▶ **PROMPT**: Would you return the complete listing below word for word?

>> Begin RECORDED INFORMATION

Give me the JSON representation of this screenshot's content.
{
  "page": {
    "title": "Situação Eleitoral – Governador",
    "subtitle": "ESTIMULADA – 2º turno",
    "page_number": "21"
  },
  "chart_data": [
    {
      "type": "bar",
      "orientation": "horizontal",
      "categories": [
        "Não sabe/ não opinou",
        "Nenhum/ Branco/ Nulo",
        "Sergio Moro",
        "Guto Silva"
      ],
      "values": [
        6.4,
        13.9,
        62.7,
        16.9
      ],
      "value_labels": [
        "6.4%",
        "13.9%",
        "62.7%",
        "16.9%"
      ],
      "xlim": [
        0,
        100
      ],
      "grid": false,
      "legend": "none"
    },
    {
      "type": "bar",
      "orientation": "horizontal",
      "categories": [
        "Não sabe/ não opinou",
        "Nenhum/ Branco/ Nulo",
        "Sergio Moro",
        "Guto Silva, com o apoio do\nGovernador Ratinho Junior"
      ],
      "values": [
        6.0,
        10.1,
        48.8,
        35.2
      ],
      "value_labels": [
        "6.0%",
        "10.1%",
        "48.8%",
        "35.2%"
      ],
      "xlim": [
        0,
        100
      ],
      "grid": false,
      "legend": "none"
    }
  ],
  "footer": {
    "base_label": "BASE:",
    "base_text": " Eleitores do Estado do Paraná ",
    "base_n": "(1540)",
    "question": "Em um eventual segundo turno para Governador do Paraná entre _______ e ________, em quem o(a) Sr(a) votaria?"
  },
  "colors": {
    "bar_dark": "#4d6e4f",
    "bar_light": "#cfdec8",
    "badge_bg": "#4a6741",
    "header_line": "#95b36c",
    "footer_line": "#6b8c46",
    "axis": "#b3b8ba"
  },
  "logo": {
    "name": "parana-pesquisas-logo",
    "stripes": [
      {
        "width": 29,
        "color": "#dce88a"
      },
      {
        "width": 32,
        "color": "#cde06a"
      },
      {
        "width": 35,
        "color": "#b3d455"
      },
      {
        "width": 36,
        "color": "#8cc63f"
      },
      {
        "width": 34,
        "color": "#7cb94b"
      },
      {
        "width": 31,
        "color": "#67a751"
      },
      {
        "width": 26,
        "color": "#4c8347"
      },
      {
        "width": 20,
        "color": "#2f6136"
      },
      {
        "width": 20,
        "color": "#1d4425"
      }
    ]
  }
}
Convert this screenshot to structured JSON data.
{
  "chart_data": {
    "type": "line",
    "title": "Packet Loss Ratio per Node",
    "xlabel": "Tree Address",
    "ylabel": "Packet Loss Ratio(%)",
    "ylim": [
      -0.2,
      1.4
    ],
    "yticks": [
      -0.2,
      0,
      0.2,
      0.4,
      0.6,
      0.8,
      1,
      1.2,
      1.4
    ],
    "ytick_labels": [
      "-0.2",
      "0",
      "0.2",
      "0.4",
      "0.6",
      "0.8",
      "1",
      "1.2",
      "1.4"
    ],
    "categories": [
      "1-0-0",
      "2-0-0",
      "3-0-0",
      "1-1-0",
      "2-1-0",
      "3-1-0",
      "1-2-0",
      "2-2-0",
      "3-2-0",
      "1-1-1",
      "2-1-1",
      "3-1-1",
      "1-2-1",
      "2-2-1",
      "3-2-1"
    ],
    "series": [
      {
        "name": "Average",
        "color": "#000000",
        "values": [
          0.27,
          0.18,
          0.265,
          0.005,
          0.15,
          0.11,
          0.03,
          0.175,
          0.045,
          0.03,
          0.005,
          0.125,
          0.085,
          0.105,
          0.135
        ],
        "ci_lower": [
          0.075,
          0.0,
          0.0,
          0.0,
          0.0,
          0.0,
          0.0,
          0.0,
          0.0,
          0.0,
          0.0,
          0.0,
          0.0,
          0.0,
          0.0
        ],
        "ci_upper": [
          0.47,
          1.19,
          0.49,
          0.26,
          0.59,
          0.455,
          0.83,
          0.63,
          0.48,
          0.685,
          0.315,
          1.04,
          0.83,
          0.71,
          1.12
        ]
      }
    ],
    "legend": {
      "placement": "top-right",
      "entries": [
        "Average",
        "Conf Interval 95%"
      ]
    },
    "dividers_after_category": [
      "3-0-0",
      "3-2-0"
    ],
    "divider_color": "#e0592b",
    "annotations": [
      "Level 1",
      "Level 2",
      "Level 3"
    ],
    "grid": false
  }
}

>> End RECORDED INFORMATION

▶ **RIGHT ANSWER**:
Give me the JSON representation of this screenshot's content.
{
  "page": {
    "title": "Situação Eleitoral – Governador",
    "subtitle": "ESTIMULADA – 2º turno",
    "page_number": "21"
  },
  "chart_data": [
    {
      "type": "bar",
      "orientation": "horizontal",
      "categories": [
        "Não sabe/ não opinou",
        "Nenhum/ Branco/ Nulo",
        "Sergio Moro",
        "Guto Silva"
      ],
      "values": [
        6.4,
        13.9,
        62.7,
        16.9
      ],
      "value_labels": [
        "6.4%",
        "13.9%",
        "62.7%",
        "16.9%"
      ],
      "xlim": [
        0,
        100
      ],
      "grid": false,
      "legend": "none"
    },
    {
      "type": "bar",
      "orientation": "horizontal",
      "categories": [
        "Não sabe/ não opinou",
        "Nenhum/ Branco/ Nulo",
        "Sergio Moro",
        "Guto Silva, com o apoio do\nGovernador Ratinho Junior"
      ],
      "values": [
        6.0,
        10.1,
        48.8,
        35.2
      ],
      "value_labels": [
        "6.0%",
        "10.1%",
        "48.8%",
        "35.2%"
      ],
      "xlim": [
        0,
        100
      ],
      "grid": false,
      "legend": "none"
    }
  ],
  "footer": {
    "base_label": "BASE:",
    "base_text": " Eleitores do Estado do Paraná ",
    "base_n": "(1540)",
    "question": "Em um eventual segundo turno para Governador do Paraná entre _______ e ________, em quem o(a) Sr(a) votaria?"
  },
  "colors": {
    "bar_dark": "#4d6e4f",
    "bar_light": "#cfdec8",
    "badge_bg": "#4a6741",
    "header_line": "#95b36c",
    "footer_line": "#6b8c46",
    "axis": "#b3b8ba"
  },
  "logo": {
    "name": "parana-pesquisas-logo",
    "stripes": [
      {
        "width": 29,
        "color": "#dce88a"
      },
      {
        "width": 32,
        "color": "#cde06a"
      },
      {
        "width": 35,
        "color": "#b3d455"
      },
      {
        "width": 36,
        "color": "#8cc63f"
      },
      {
        "width": 34,
        "color": "#7cb94b"
      },
      {
        "width": 31,
        "color": "#67a751"
      },
      {
        "width": 26,
        "color": "#4c8347"
      },
      {
        "width": 20,
        "color": "#2f6136"
      },
      {
        "width": 20,
        "color": "#1d4425"
      }
    ]
  }
}
Convert this screenshot to structured JSON data.
{
  "chart_data": {
    "type": "line",
    "title": "Packet Loss Ratio per Node",
    "xlabel": "Tree Address",
    "ylabel": "Packet Loss Ratio(%)",
    "ylim": [
      -0.2,
      1.4
    ],
    "yticks": [
      -0.2,
      0,
      0.2,
      0.4,
      0.6,
      0.8,
      1,
      1.2,
      1.4
    ],
    "ytick_labels": [
      "-0.2",
      "0",
      "0.2",
      "0.4",
      "0.6",
      "0.8",
      "1",
      "1.2",
      "1.4"
    ],
    "categories": [
      "1-0-0",
      "2-0-0",
      "3-0-0",
      "1-1-0",
      "2-1-0",
      "3-1-0",
      "1-2-0",
      "2-2-0",
      "3-2-0",
      "1-1-1",
      "2-1-1",
      "3-1-1",
      "1-2-1",
      "2-2-1",
      "3-2-1"
    ],
    "series": [
      {
        "name": "Average",
        "color": "#000000",
        "values": [
          0.27,
          0.18,
          0.265,
          0.005,
          0.15,
          0.11,
          0.03,
          0.175,
          0.045,
          0.03,
          0.005,
          0.125,
          0.085,
          0.105,
          0.135
        ],
        "ci_lower": [
          0.075,
          0.0,
          0.0,
          0.0,
          0.0,
          0.0,
          0.0,
          0.0,
          0.0,
          0.0,
          0.0,
          0.0,
          0.0,
          0.0,
          0.0
        ],
        "ci_upper": [
          0.47,
          1.19,
          0.49,
          0.26,
          0.59,
          0.455,
          0.83,
          0.63,
          0.48,
          0.685,
          0.315,
          1.04,
          0.83,
          0.71,
          1.12
        ]
      }
    ],
    "legend": {
      "placement": "top-right",
      "entries": [
        "Average",
        "Conf Interval 95%"
      ]
    },
    "dividers_after_category": [
      "3-0-0",
      "3-2-0"
    ],
    "divider_color": "#e0592b",
    "annotations": [
      "Level 1",
      "Level 2",
      "Level 3"
    ],
    "grid": false
  }
}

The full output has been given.